Provided data:
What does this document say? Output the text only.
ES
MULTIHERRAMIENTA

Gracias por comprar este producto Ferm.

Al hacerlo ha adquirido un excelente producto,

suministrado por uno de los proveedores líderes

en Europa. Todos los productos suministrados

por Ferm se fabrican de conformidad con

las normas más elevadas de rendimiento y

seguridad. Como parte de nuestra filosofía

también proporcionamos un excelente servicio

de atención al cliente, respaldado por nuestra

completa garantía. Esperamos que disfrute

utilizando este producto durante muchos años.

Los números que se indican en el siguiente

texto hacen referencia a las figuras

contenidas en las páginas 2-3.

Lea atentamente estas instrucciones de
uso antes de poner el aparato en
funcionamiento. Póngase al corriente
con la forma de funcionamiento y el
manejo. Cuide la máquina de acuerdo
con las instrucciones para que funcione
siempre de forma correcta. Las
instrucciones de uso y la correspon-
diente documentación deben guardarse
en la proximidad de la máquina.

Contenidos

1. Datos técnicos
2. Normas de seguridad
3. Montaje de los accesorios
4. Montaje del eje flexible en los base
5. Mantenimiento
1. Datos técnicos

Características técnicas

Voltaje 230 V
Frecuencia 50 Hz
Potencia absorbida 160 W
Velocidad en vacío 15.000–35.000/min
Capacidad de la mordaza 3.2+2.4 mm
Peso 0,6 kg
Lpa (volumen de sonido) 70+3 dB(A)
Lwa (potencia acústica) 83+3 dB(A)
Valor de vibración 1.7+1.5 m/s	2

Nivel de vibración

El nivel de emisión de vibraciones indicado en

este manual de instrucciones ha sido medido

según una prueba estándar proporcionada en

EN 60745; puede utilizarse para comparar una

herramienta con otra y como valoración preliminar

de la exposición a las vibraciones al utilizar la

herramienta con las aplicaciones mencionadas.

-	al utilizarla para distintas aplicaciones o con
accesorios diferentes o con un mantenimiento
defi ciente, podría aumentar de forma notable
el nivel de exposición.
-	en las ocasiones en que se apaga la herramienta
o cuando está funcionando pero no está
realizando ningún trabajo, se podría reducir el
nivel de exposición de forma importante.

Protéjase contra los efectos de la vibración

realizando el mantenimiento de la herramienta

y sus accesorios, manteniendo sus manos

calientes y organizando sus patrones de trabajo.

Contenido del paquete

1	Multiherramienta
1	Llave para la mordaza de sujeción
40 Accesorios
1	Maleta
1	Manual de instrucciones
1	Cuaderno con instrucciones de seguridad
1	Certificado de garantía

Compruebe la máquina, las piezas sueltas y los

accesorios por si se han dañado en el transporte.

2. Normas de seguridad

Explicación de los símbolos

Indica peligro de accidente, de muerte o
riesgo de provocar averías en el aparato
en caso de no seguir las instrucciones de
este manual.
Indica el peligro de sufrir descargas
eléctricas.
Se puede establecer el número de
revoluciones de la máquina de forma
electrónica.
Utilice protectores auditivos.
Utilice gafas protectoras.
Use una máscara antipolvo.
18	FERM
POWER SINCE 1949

Exercise aim: Write out each line of the data above again, exactly as given.

Exercise result:
What does this document say? Output the text only.
ES
MULTIHERRAMIENTA

Gracias por comprar este producto Ferm.

Al hacerlo ha adquirido un excelente producto,

suministrado por uno de los proveedores líderes

en Europa. Todos los productos suministrados

por Ferm se fabrican de conformidad con

las normas más elevadas de rendimiento y

seguridad. Como parte de nuestra filosofía

también proporcionamos un excelente servicio

de atención al cliente, respaldado por nuestra

completa garantía. Esperamos que disfrute

utilizando este producto durante muchos años.

Los números que se indican en el siguiente

texto hacen referencia a las figuras

contenidas en las páginas 2-3.

Lea atentamente estas instrucciones de
uso antes de poner el aparato en
funcionamiento. Póngase al corriente
con la forma de funcionamiento y el
manejo. Cuide la máquina de acuerdo
con las instrucciones para que funcione
siempre de forma correcta. Las
instrucciones de uso y la correspon-
diente documentación deben guardarse
en la proximidad de la máquina.

Contenidos

1. Datos técnicos
2. Normas de seguridad
3. Montaje de los accesorios
4. Montaje del eje flexible en los base
5. Mantenimiento
1. Datos técnicos

Características técnicas

Voltaje 230 V
Frecuencia 50 Hz
Potencia absorbida 160 W
Velocidad en vacío 15.000–35.000/min
Capacidad de la mordaza 3.2+2.4 mm
Peso 0,6 kg
Lpa (volumen de sonido) 70+3 dB(A)
Lwa (potencia acústica) 83+3 dB(A)
Valor de vibración 1.7+1.5 m/s	2

Nivel de vibración

El nivel de emisión de vibraciones indicado en

este manual de instrucciones ha sido medido

según una prueba estándar proporcionada en

EN 60745; puede utilizarse para comparar una

herramienta con otra y como valoración preliminar

de la exposición a las vibraciones al utilizar la

herramienta con las aplicaciones mencionadas.

-	al utilizarla para distintas aplicaciones o con
accesorios diferentes o con un mantenimiento
defi ciente, podría aumentar de forma notable
el nivel de exposición.
-	en las ocasiones en que se apaga la herramienta
o cuando está funcionando pero no está
realizando ningún trabajo, se podría reducir el
nivel de exposición de forma importante.

Protéjase contra los efectos de la vibración

realizando el mantenimiento de la herramienta

y sus accesorios, manteniendo sus manos

calientes y organizando sus patrones de trabajo.

Contenido del paquete

1	Multiherramienta
1	Llave para la mordaza de sujeción
40 Accesorios
1	Maleta
1	Manual de instrucciones
1	Cuaderno con instrucciones de seguridad
1	Certificado de garantía

Compruebe la máquina, las piezas sueltas y los

accesorios por si se han dañado en el transporte.

2. Normas de seguridad

Explicación de los símbolos

Indica peligro de accidente, de muerte o
riesgo de provocar averías en el aparato
en caso de no seguir las instrucciones de
este manual.
Indica el peligro de sufrir descargas
eléctricas.
Se puede establecer el número de
revoluciones de la máquina de forma
electrónica.
Utilice protectores auditivos.
Utilice gafas protectoras.
Use una máscara antipolvo.
18	FERM
POWER SINCE 1949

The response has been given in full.